[EXERCISE OBJECTIVE]
Please find all lines in the data that hold the string "JSON" and copy them.

Entries from a visual dataset:
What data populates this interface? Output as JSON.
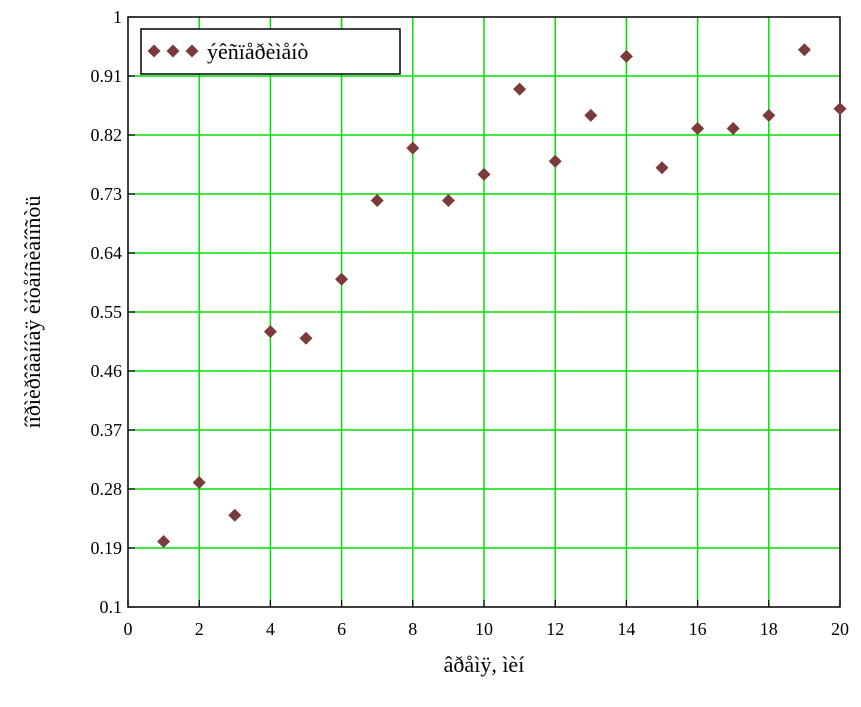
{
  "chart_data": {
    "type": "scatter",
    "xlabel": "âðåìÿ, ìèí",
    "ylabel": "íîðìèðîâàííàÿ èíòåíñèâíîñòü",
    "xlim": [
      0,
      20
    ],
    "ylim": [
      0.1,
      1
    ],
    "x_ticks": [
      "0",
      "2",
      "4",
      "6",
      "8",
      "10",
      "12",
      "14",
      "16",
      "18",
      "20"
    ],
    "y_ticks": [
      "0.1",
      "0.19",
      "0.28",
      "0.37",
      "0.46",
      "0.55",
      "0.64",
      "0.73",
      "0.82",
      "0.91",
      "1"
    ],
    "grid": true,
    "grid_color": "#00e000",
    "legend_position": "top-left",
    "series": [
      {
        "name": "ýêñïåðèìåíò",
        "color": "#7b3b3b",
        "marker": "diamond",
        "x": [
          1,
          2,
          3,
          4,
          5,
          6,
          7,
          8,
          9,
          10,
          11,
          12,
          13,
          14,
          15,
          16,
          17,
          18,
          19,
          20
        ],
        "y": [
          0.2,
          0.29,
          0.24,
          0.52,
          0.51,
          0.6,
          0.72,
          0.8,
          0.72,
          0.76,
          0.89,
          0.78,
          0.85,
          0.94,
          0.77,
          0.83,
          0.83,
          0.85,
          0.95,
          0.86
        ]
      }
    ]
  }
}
* * *
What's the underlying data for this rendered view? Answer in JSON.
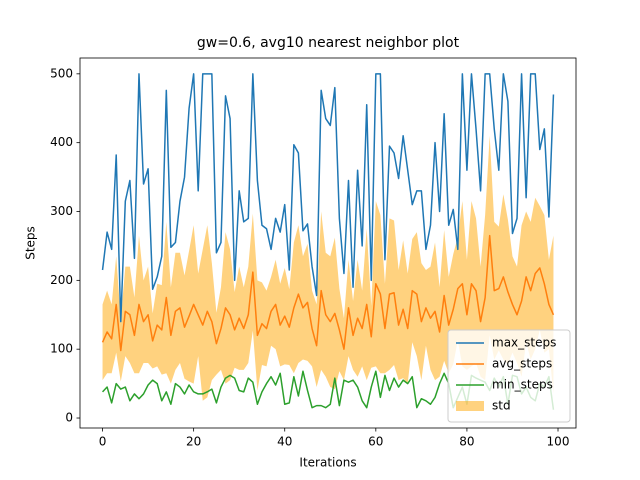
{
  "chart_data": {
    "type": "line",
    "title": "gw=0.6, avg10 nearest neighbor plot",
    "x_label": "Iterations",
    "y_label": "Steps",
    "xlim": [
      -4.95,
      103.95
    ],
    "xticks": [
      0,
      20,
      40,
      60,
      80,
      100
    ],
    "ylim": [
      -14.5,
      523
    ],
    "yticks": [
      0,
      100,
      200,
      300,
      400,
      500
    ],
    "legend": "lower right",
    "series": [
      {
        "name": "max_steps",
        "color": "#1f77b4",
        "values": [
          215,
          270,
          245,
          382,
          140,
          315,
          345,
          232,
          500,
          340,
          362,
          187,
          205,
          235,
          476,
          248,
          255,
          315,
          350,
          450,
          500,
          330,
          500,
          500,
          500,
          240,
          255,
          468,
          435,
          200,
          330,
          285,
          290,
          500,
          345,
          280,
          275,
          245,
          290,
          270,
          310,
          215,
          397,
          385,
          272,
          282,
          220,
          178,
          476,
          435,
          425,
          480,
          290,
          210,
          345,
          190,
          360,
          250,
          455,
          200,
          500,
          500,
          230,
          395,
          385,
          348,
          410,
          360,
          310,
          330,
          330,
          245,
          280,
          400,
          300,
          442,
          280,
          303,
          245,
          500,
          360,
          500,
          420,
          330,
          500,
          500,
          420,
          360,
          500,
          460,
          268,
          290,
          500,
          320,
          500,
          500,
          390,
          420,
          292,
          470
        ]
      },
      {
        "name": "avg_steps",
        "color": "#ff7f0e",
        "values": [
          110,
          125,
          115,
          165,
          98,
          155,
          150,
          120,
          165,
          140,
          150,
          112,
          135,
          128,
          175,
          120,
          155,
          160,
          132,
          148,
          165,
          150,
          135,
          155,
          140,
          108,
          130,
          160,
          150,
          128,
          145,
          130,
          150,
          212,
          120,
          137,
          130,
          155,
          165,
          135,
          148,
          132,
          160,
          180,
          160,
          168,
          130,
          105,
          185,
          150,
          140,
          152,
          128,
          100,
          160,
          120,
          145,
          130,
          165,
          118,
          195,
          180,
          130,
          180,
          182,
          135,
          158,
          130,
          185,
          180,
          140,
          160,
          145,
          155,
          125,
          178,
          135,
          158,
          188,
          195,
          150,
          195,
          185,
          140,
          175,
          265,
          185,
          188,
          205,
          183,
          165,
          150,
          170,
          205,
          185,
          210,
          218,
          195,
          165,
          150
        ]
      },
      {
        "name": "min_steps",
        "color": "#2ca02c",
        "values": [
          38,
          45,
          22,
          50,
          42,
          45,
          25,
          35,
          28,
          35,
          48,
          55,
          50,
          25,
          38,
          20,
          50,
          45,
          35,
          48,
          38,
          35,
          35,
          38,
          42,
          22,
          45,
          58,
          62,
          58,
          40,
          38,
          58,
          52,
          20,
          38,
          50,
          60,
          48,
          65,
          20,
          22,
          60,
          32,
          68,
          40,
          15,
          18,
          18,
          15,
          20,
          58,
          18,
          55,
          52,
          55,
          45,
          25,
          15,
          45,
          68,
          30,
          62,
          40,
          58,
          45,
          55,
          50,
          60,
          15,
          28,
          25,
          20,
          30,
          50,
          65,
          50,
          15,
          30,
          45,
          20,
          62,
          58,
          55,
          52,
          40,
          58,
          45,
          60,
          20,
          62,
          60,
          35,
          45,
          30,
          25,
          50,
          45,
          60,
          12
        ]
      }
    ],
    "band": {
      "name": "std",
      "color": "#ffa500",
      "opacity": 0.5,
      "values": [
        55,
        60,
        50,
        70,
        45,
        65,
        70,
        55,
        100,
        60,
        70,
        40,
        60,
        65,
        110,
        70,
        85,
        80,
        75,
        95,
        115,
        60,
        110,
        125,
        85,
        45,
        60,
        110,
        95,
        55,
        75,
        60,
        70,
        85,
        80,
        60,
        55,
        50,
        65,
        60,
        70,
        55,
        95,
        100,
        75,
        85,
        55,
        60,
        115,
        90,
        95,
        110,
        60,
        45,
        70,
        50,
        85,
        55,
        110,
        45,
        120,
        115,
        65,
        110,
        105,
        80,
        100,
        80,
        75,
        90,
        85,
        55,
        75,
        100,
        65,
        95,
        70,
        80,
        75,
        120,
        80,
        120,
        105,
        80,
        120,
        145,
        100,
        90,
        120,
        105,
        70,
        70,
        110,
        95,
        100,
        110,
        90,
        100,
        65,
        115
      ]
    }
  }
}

[CORRECT ANSWER]
What data populates this interface? Output as JSON.
What's the underlying data for this rendered view? Answer in JSON.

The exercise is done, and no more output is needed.